*Required task*.
Extract the lines that hold the string "screenshot".
++++ Supplied information
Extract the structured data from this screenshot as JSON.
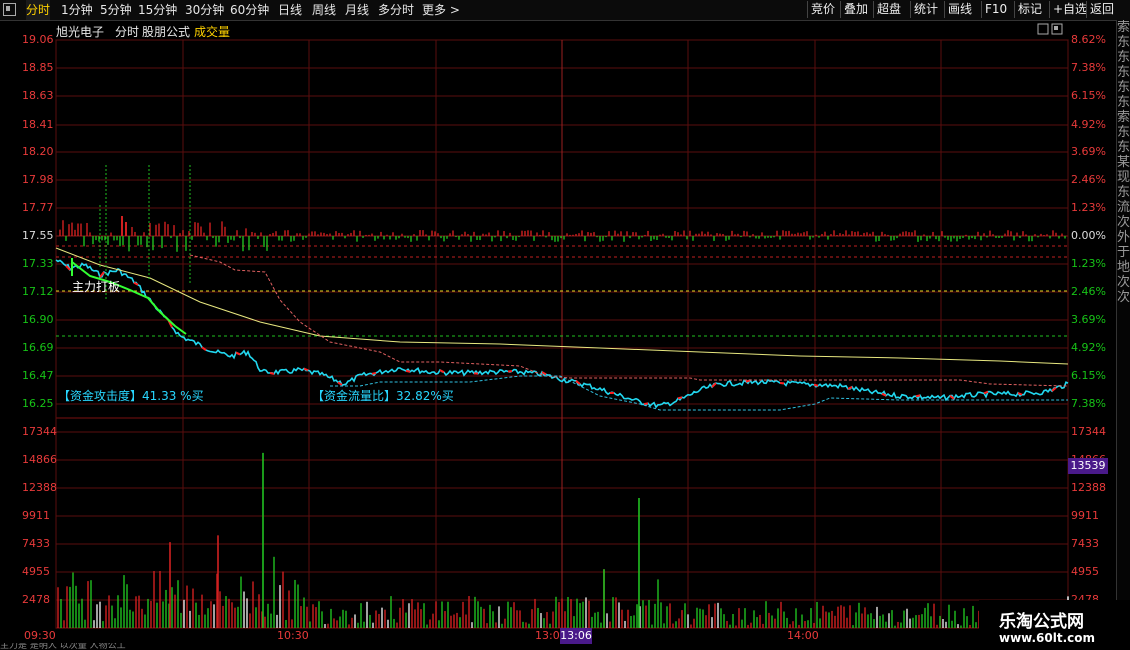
{
  "toolbar": {
    "tabs": [
      "分时",
      "1分钟",
      "5分钟",
      "15分钟",
      "30分钟",
      "60分钟",
      "日线",
      "周线",
      "月线",
      "多分时",
      "更多 >"
    ],
    "active": "分时",
    "right_buttons": [
      "竞价",
      "叠加",
      "超盘",
      "统计",
      "画线",
      "F10",
      "标记",
      "+自选",
      "返回"
    ]
  },
  "header": {
    "stock_name": "旭光电子",
    "mode": "分时",
    "formula": "股朋公式",
    "indicator": "成交量"
  },
  "annotations": {
    "main_force": "主力打板",
    "attack_label": "【资金攻击度】41.33 %买",
    "flow_label": "【资金流量比】32.82%买"
  },
  "price_axis": {
    "left": [
      "19.06",
      "18.85",
      "18.63",
      "18.41",
      "18.20",
      "17.98",
      "17.77",
      "17.55",
      "17.33",
      "17.12",
      "16.90",
      "16.69",
      "16.47",
      "16.25"
    ],
    "right": [
      "8.62%",
      "7.38%",
      "6.15%",
      "4.92%",
      "3.69%",
      "2.46%",
      "1.23%",
      "0.00%",
      "1.23%",
      "2.46%",
      "3.69%",
      "4.92%",
      "6.15%",
      "7.38%"
    ]
  },
  "volume_axis": {
    "left": [
      "17344",
      "14866",
      "12388",
      "9911",
      "7433",
      "4955",
      "2478"
    ],
    "right": [
      "17344",
      "14866",
      "12388",
      "9911",
      "7433",
      "4955",
      "2478"
    ]
  },
  "volume_badge": "13539",
  "time_axis": [
    "09:30",
    "10:30",
    "13:0",
    "14:00"
  ],
  "crosshair_time": "13:06",
  "side_text": "索东东东东东索东东某现东流次外于地次次",
  "watermark": {
    "title": "乐淘公式网",
    "url": "www.60lt.com"
  },
  "bottom_text": "主力是 是明人 以次量 人物公工"
}
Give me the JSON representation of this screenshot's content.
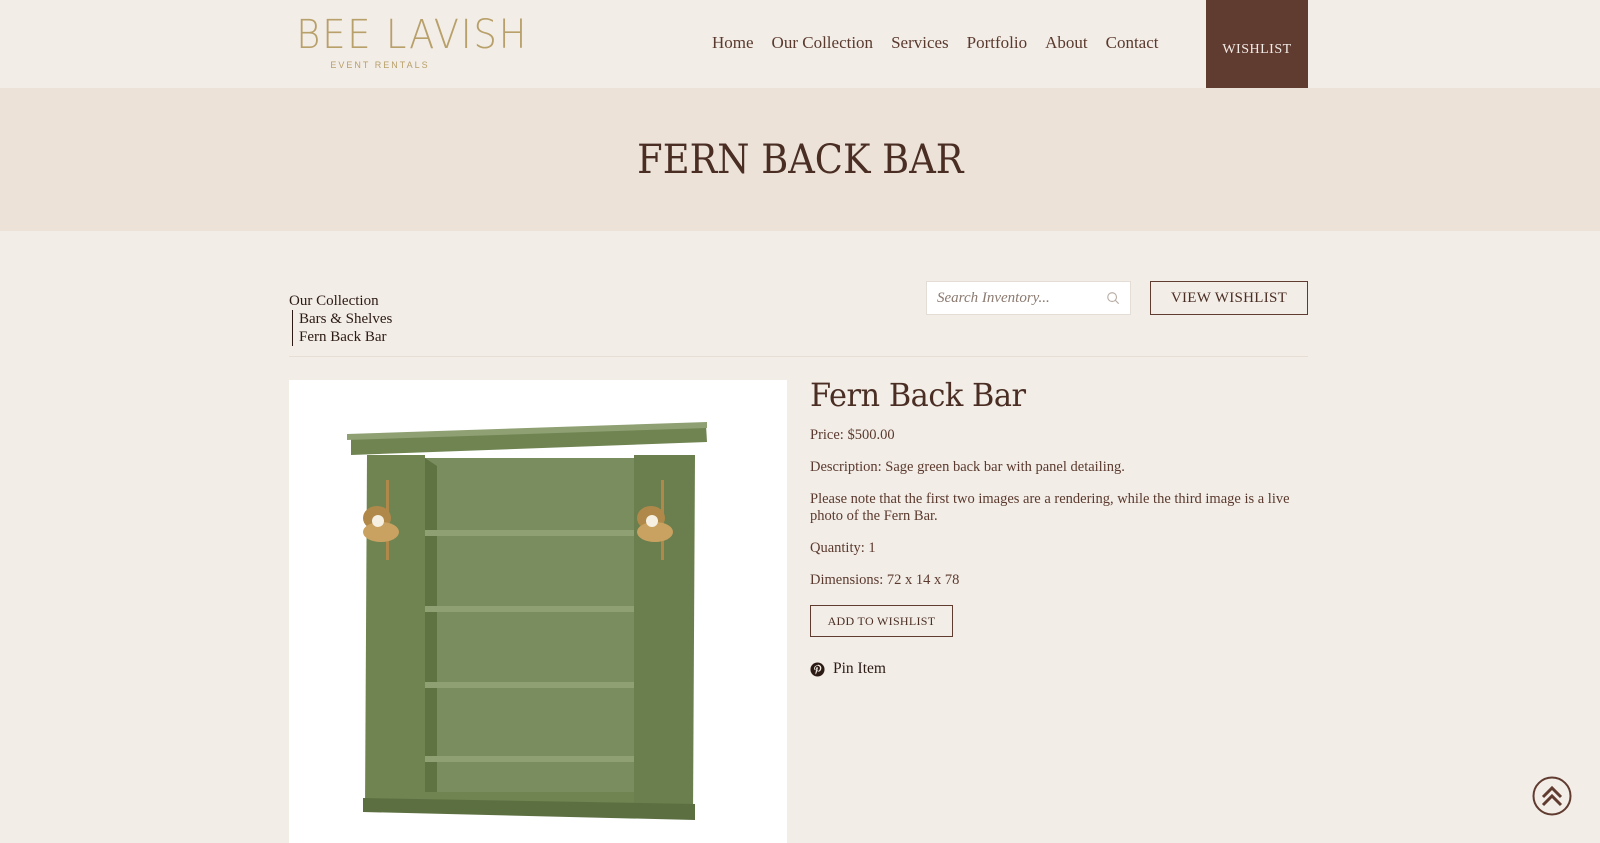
{
  "header": {
    "logo": {
      "main": "BEE LAVISH",
      "sub": "EVENT RENTALS"
    },
    "nav": [
      "Home",
      "Our Collection",
      "Services",
      "Portfolio",
      "About",
      "Contact"
    ],
    "wishlist_label": "WISHLIST"
  },
  "banner": {
    "title": "FERN BACK BAR"
  },
  "breadcrumb": {
    "root": "Our Collection",
    "category": "Bars & Shelves",
    "item": "Fern Back Bar"
  },
  "search": {
    "placeholder": "Search Inventory...",
    "icon": "search-icon"
  },
  "view_wishlist_label": "VIEW WISHLIST",
  "product": {
    "name": "Fern Back Bar",
    "price": "Price: $500.00",
    "description": "Description: Sage green back bar with panel detailing.",
    "note": "Please note that the first two images are a rendering, while the third image is a live photo of the Fern Bar.",
    "quantity": "Quantity: 1",
    "dimensions": "Dimensions: 72 x 14 x 78",
    "add_to_wishlist_label": "ADD TO WISHLIST",
    "pin_label": "Pin Item",
    "image_color": "#7a8d5e"
  },
  "colors": {
    "accent": "#603b30",
    "background": "#f3ede7",
    "banner": "#ece2d8",
    "logo": "#b8a06a"
  }
}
++++++++
*The answer*.
Extract the structured data from this screenshot as JSON.
Give me the JSON representation of this screenshot's content.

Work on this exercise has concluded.